* [Problem to solve]:
Locate the lines that hold the string "legend". Copy every such line.

* [Material for the task]:

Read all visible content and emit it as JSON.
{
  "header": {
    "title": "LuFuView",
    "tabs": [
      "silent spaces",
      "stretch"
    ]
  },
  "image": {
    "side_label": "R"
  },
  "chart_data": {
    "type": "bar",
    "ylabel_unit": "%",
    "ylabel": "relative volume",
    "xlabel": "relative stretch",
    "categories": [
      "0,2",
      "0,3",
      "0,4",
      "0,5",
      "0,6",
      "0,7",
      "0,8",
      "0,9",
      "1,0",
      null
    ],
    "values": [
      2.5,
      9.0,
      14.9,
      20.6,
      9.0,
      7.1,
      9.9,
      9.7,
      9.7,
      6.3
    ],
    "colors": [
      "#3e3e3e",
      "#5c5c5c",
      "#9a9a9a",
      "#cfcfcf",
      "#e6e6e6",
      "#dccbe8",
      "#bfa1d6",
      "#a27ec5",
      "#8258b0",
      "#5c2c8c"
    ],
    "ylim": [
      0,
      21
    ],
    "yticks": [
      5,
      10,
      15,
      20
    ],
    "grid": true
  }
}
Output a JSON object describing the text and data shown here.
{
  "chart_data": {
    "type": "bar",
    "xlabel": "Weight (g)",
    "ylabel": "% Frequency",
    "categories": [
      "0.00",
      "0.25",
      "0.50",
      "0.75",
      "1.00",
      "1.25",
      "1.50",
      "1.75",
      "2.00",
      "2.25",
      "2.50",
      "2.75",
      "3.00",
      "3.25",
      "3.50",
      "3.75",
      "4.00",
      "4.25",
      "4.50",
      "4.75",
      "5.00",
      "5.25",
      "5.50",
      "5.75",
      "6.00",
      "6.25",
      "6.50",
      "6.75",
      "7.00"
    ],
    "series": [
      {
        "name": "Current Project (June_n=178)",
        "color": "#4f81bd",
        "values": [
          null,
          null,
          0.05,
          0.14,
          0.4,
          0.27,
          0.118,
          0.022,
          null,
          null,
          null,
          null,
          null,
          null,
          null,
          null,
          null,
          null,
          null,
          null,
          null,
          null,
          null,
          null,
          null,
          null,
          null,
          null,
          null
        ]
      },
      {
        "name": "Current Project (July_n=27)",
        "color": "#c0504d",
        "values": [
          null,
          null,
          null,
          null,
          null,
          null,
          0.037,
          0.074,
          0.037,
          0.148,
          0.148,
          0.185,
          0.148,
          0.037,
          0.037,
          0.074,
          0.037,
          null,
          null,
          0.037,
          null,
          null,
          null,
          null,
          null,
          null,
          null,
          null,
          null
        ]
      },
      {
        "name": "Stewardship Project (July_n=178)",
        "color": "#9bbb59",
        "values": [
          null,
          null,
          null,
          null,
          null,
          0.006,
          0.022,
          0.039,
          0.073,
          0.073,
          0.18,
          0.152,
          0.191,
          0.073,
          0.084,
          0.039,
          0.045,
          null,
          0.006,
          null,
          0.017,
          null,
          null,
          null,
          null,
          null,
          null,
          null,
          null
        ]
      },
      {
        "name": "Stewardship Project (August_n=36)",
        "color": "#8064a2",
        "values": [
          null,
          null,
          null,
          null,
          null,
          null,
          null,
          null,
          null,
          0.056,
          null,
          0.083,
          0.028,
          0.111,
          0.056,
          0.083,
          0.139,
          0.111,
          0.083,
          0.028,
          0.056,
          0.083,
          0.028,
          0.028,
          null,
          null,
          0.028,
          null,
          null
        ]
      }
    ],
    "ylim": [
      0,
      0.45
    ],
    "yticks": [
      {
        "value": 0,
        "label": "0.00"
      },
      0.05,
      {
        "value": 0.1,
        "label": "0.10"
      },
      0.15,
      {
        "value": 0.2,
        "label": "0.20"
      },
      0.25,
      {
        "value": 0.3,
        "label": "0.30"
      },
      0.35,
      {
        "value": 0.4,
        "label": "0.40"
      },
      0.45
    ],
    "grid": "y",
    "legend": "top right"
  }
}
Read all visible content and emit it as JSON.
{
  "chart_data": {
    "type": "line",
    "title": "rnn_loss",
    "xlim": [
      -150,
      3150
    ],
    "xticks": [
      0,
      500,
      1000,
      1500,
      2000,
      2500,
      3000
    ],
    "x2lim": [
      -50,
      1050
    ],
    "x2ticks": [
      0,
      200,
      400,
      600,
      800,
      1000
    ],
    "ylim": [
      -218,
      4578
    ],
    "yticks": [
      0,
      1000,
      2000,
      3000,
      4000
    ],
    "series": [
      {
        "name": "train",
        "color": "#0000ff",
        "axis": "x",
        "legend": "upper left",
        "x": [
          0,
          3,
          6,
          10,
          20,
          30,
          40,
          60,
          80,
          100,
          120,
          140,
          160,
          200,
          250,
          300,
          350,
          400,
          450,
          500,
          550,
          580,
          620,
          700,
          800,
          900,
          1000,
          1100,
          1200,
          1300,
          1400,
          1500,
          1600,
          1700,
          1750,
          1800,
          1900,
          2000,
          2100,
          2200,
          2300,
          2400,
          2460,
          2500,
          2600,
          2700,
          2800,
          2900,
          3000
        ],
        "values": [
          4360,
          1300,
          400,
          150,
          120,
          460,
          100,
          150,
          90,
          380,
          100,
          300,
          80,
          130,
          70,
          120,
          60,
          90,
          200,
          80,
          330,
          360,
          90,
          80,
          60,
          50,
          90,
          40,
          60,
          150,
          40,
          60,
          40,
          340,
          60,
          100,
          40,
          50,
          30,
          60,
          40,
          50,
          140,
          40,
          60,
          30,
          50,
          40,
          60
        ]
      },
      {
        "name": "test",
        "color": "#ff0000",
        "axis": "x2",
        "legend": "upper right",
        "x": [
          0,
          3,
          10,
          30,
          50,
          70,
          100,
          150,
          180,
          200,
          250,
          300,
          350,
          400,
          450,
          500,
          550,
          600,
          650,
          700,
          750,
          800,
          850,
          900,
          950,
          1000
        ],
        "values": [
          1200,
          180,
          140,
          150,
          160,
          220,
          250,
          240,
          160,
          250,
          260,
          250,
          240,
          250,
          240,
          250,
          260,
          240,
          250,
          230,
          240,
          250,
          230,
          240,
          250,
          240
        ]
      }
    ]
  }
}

* [Result below]:
    "legend": "top right"
        "legend": "upper left",
        "legend": "upper right",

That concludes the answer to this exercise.